━━ Supplied data
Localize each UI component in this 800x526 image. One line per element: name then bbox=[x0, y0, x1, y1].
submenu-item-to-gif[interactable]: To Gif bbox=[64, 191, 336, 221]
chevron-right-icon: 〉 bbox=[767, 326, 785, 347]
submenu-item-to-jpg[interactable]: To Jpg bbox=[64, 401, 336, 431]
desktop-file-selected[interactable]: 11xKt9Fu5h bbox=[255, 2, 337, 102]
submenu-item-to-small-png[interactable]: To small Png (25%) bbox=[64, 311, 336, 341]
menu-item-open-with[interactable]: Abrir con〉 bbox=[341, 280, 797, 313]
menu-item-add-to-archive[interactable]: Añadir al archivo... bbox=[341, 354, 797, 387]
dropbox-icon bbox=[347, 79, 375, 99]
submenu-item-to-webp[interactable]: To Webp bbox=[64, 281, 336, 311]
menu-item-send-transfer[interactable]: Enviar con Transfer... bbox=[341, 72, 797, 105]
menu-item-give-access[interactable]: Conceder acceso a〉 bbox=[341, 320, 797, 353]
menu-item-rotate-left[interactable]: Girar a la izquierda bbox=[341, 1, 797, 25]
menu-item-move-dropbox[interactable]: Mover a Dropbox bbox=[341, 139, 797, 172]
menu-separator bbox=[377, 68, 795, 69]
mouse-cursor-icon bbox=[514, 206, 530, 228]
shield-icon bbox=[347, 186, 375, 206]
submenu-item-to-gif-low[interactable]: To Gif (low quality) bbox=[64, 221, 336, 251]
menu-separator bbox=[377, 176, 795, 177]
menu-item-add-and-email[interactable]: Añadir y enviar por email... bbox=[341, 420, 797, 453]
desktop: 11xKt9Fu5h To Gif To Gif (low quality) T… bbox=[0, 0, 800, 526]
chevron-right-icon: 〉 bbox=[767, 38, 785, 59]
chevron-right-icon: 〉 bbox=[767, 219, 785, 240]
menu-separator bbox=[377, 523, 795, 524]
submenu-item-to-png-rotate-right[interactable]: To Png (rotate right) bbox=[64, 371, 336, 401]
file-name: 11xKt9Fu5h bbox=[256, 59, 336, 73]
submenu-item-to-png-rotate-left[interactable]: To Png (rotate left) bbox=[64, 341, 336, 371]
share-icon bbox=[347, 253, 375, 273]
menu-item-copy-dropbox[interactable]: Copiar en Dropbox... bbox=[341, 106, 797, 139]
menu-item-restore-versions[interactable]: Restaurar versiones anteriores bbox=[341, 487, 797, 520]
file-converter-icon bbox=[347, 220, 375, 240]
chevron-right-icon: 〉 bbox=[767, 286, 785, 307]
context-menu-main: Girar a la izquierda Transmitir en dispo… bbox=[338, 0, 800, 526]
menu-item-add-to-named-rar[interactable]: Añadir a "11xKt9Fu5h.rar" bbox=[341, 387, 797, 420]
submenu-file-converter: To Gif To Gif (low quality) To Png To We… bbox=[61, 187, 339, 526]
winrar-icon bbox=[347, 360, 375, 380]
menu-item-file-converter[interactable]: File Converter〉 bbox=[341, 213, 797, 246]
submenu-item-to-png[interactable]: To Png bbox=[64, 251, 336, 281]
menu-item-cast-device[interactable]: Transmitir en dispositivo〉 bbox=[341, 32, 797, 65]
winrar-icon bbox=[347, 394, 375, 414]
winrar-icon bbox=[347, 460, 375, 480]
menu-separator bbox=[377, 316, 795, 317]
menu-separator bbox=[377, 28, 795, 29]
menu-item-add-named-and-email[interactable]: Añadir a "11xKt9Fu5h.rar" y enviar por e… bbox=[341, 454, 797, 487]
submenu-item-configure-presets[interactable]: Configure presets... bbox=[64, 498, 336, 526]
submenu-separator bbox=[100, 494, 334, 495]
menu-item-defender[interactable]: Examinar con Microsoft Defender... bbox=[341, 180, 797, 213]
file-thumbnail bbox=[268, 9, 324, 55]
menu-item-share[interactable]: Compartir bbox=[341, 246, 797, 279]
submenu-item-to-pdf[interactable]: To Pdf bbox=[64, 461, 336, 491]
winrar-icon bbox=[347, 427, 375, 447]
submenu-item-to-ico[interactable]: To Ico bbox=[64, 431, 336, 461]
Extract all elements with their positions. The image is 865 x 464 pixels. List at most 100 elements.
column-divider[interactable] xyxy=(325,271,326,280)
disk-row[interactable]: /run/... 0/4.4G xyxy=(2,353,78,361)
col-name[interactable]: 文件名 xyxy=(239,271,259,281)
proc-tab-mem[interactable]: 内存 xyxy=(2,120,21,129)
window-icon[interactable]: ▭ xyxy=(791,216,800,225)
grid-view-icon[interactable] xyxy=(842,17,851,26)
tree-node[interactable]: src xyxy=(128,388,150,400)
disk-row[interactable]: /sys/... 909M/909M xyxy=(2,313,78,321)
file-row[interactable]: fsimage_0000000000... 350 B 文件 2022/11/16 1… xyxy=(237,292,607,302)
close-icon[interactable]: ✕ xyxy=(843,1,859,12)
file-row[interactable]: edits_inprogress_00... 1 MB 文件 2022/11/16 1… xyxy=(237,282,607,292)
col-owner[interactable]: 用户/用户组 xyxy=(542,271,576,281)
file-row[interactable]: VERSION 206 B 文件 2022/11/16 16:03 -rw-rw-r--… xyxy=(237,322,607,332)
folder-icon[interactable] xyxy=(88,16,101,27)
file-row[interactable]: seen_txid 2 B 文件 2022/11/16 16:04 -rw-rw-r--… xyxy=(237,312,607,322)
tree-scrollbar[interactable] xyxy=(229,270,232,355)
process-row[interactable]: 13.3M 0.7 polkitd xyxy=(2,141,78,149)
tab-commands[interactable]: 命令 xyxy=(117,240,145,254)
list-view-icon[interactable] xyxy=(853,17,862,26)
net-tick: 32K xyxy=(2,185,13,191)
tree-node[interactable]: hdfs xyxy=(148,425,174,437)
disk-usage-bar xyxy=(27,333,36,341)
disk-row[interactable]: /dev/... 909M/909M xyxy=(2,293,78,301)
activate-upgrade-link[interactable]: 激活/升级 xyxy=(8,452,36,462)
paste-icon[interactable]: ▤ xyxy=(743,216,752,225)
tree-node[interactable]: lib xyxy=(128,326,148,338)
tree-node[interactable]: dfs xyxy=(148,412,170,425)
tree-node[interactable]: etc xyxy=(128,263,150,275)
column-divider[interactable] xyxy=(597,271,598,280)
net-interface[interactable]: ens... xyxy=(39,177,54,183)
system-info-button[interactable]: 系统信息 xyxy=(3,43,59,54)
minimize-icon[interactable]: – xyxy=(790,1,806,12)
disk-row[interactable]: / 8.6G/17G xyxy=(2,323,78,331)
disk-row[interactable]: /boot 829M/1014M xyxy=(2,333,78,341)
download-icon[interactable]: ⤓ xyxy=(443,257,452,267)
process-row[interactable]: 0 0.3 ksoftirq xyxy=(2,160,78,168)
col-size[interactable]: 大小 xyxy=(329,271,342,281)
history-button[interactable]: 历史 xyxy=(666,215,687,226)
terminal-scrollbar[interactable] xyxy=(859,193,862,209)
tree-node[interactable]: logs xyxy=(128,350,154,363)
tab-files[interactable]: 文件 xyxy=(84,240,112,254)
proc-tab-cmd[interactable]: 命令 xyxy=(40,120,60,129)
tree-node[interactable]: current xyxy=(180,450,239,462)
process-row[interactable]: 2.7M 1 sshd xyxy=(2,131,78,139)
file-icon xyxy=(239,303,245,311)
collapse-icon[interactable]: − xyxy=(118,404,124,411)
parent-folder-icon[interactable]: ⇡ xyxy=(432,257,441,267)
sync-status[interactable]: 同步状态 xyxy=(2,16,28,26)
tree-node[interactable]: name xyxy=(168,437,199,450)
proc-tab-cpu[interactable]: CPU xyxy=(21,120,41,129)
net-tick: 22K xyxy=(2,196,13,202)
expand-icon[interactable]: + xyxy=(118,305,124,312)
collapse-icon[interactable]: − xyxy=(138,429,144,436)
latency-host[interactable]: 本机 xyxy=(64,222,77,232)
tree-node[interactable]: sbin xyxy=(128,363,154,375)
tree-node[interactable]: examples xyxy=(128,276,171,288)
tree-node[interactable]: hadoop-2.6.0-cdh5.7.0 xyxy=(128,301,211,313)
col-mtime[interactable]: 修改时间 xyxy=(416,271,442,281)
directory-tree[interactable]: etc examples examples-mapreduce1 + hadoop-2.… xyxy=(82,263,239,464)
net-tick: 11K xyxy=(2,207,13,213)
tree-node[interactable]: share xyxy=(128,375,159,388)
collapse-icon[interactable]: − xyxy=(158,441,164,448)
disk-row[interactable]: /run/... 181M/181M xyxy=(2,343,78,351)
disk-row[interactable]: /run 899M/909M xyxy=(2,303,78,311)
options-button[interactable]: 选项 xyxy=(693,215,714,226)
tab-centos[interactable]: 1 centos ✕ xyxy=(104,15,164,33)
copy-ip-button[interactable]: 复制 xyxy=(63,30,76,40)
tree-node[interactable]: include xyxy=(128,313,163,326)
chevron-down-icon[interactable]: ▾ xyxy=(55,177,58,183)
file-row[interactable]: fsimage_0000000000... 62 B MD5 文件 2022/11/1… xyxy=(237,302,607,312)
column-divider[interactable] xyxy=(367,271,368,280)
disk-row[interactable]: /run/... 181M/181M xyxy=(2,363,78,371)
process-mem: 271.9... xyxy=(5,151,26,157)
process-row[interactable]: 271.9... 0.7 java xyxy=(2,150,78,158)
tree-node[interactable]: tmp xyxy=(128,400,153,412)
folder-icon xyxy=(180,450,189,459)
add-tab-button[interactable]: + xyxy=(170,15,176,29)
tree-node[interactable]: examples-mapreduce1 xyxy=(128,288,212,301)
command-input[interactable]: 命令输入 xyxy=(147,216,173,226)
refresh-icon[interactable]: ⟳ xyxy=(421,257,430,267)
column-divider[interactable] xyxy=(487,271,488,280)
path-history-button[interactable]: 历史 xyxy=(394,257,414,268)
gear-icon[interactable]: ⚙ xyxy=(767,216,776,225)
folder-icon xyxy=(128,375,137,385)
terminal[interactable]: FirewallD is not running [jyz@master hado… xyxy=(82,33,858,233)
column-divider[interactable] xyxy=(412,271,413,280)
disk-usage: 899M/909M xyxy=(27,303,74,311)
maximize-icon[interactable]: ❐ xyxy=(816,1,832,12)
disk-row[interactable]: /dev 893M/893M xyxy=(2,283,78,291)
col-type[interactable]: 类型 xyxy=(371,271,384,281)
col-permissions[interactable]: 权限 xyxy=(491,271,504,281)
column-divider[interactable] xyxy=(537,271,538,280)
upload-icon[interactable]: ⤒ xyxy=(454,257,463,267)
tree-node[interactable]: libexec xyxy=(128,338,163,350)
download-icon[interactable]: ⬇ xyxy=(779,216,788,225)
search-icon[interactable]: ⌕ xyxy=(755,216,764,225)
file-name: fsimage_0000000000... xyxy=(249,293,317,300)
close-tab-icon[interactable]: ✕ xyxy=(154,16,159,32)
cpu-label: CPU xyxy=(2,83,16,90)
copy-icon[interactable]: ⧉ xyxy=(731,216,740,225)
━━━━
#### Task description
Write out the entries word for word, starting with their first line and ending with the line containing "menu-separator bbox=[377, 176, 795, 177]". Include both of those lines.

#### Result
Localize each UI component in this 800x526 image. One line per element: name then bbox=[x0, y0, x1, y1].
submenu-item-to-gif[interactable]: To Gif bbox=[64, 191, 336, 221]
chevron-right-icon: 〉 bbox=[767, 326, 785, 347]
submenu-item-to-jpg[interactable]: To Jpg bbox=[64, 401, 336, 431]
desktop-file-selected[interactable]: 11xKt9Fu5h bbox=[255, 2, 337, 102]
submenu-item-to-small-png[interactable]: To small Png (25%) bbox=[64, 311, 336, 341]
menu-item-open-with[interactable]: Abrir con〉 bbox=[341, 280, 797, 313]
menu-item-add-to-archive[interactable]: Añadir al archivo... bbox=[341, 354, 797, 387]
dropbox-icon bbox=[347, 79, 375, 99]
submenu-item-to-webp[interactable]: To Webp bbox=[64, 281, 336, 311]
menu-item-send-transfer[interactable]: Enviar con Transfer... bbox=[341, 72, 797, 105]
menu-item-give-access[interactable]: Conceder acceso a〉 bbox=[341, 320, 797, 353]
menu-item-rotate-left[interactable]: Girar a la izquierda bbox=[341, 1, 797, 25]
menu-item-move-dropbox[interactable]: Mover a Dropbox bbox=[341, 139, 797, 172]
menu-separator bbox=[377, 68, 795, 69]
mouse-cursor-icon bbox=[514, 206, 530, 228]
shield-icon bbox=[347, 186, 375, 206]
submenu-item-to-gif-low[interactable]: To Gif (low quality) bbox=[64, 221, 336, 251]
menu-separator bbox=[377, 176, 795, 177]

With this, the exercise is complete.